— start of STORED RECORDS —

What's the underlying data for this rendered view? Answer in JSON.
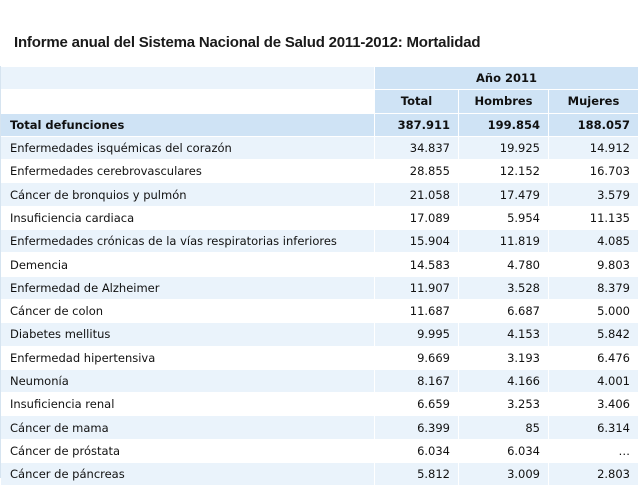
{
  "title": "Informe anual del Sistema Nacional de Salud 2011-2012: Mortalidad",
  "table": {
    "year_header": "Año 2011",
    "columns": [
      "Total",
      "Hombres",
      "Mujeres"
    ],
    "total_row": {
      "label": "Total defunciones",
      "total": "387.911",
      "hombres": "199.854",
      "mujeres": "188.057"
    },
    "rows": [
      {
        "label": "Enfermedades isquémicas del corazón",
        "total": "34.837",
        "hombres": "19.925",
        "mujeres": "14.912"
      },
      {
        "label": "Enfermedades cerebrovasculares",
        "total": "28.855",
        "hombres": "12.152",
        "mujeres": "16.703"
      },
      {
        "label": "Cáncer de bronquios y pulmón",
        "total": "21.058",
        "hombres": "17.479",
        "mujeres": "3.579"
      },
      {
        "label": "Insuficiencia cardiaca",
        "total": "17.089",
        "hombres": "5.954",
        "mujeres": "11.135"
      },
      {
        "label": "Enfermedades crónicas de la vías respiratorias inferiores",
        "total": "15.904",
        "hombres": "11.819",
        "mujeres": "4.085"
      },
      {
        "label": "Demencia",
        "total": "14.583",
        "hombres": "4.780",
        "mujeres": "9.803"
      },
      {
        "label": "Enfermedad de Alzheimer",
        "total": "11.907",
        "hombres": "3.528",
        "mujeres": "8.379"
      },
      {
        "label": "Cáncer de colon",
        "total": "11.687",
        "hombres": "6.687",
        "mujeres": "5.000"
      },
      {
        "label": "Diabetes mellitus",
        "total": "9.995",
        "hombres": "4.153",
        "mujeres": "5.842"
      },
      {
        "label": "Enfermedad hipertensiva",
        "total": "9.669",
        "hombres": "3.193",
        "mujeres": "6.476"
      },
      {
        "label": "Neumonía",
        "total": "8.167",
        "hombres": "4.166",
        "mujeres": "4.001"
      },
      {
        "label": "Insuficiencia  renal",
        "total": "6.659",
        "hombres": "3.253",
        "mujeres": "3.406"
      },
      {
        "label": "Cáncer de mama",
        "total": "6.399",
        "hombres": "85",
        "mujeres": "6.314"
      },
      {
        "label": "Cáncer de próstata",
        "total": "6.034",
        "hombres": "6.034",
        "mujeres": "…"
      },
      {
        "label": "Cáncer de páncreas",
        "total": "5.812",
        "hombres": "3.009",
        "mujeres": "2.803"
      }
    ]
  },
  "colors": {
    "header_blue": "#cfe3f5",
    "row_light": "#eaf3fb"
  }
}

— end of STORED RECORDS —

» **SET TASK**: Transcribe all of the material exactly, leaving out whatever pictures it contains.

» **EXERCISE RESULT**:
What's the underlying data for this rendered view? Answer in JSON.
{
  "title": "Informe anual del Sistema Nacional de Salud 2011-2012: Mortalidad",
  "table": {
    "year_header": "Año 2011",
    "columns": [
      "Total",
      "Hombres",
      "Mujeres"
    ],
    "total_row": {
      "label": "Total defunciones",
      "total": "387.911",
      "hombres": "199.854",
      "mujeres": "188.057"
    },
    "rows": [
      {
        "label": "Enfermedades isquémicas del corazón",
        "total": "34.837",
        "hombres": "19.925",
        "mujeres": "14.912"
      },
      {
        "label": "Enfermedades cerebrovasculares",
        "total": "28.855",
        "hombres": "12.152",
        "mujeres": "16.703"
      },
      {
        "label": "Cáncer de bronquios y pulmón",
        "total": "21.058",
        "hombres": "17.479",
        "mujeres": "3.579"
      },
      {
        "label": "Insuficiencia cardiaca",
        "total": "17.089",
        "hombres": "5.954",
        "mujeres": "11.135"
      },
      {
        "label": "Enfermedades crónicas de la vías respiratorias inferiores",
        "total": "15.904",
        "hombres": "11.819",
        "mujeres": "4.085"
      },
      {
        "label": "Demencia",
        "total": "14.583",
        "hombres": "4.780",
        "mujeres": "9.803"
      },
      {
        "label": "Enfermedad de Alzheimer",
        "total": "11.907",
        "hombres": "3.528",
        "mujeres": "8.379"
      },
      {
        "label": "Cáncer de colon",
        "total": "11.687",
        "hombres": "6.687",
        "mujeres": "5.000"
      },
      {
        "label": "Diabetes mellitus",
        "total": "9.995",
        "hombres": "4.153",
        "mujeres": "5.842"
      },
      {
        "label": "Enfermedad hipertensiva",
        "total": "9.669",
        "hombres": "3.193",
        "mujeres": "6.476"
      },
      {
        "label": "Neumonía",
        "total": "8.167",
        "hombres": "4.166",
        "mujeres": "4.001"
      },
      {
        "label": "Insuficiencia  renal",
        "total": "6.659",
        "hombres": "3.253",
        "mujeres": "3.406"
      },
      {
        "label": "Cáncer de mama",
        "total": "6.399",
        "hombres": "85",
        "mujeres": "6.314"
      },
      {
        "label": "Cáncer de próstata",
        "total": "6.034",
        "hombres": "6.034",
        "mujeres": "…"
      },
      {
        "label": "Cáncer de páncreas",
        "total": "5.812",
        "hombres": "3.009",
        "mujeres": "2.803"
      }
    ]
  },
  "colors": {
    "header_blue": "#cfe3f5",
    "row_light": "#eaf3fb"
  }
}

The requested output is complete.